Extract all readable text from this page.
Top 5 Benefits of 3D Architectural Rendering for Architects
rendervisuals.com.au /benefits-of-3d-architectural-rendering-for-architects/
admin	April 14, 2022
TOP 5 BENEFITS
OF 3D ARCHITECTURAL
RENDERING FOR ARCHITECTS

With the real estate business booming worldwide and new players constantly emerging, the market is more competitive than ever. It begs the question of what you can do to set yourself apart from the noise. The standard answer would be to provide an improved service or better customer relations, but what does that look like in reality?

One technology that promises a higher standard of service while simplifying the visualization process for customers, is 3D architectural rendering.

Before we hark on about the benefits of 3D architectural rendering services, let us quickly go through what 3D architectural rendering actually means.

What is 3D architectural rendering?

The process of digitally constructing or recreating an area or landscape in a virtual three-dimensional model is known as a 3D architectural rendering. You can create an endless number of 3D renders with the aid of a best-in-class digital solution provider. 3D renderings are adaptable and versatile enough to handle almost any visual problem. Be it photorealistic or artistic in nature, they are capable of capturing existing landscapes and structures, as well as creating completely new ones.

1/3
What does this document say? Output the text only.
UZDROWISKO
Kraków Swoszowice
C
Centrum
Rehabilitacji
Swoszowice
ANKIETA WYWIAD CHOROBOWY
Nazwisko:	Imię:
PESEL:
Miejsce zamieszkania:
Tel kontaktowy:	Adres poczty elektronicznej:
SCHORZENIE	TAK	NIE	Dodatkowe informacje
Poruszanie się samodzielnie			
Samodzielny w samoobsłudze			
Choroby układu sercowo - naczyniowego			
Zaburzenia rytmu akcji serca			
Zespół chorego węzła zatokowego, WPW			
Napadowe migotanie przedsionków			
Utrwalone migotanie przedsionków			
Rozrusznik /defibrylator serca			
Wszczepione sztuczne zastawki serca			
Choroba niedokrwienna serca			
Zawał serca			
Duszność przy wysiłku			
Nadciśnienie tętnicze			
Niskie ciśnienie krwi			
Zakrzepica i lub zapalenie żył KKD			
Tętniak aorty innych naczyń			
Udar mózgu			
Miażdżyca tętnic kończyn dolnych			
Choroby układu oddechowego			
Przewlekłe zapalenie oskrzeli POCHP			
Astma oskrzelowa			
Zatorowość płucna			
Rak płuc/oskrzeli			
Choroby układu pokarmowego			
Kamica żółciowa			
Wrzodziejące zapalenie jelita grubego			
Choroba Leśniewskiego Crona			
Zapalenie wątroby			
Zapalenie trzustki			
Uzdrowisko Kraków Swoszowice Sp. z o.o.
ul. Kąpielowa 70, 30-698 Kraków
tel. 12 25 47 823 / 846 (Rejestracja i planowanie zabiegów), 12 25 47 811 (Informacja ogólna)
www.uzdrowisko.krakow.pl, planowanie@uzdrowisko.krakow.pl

....

Written request: Using the records above, list each line that includes "does".

Output:
With the real estate business booming worldwide and new players constantly emerging, the market is more competitive than ever. It begs the question of what you can do to set yourself apart from the noise. The standard answer would be to provide an improved service or better customer relations, but what does that look like in reality?
What does this document say? Output the text only.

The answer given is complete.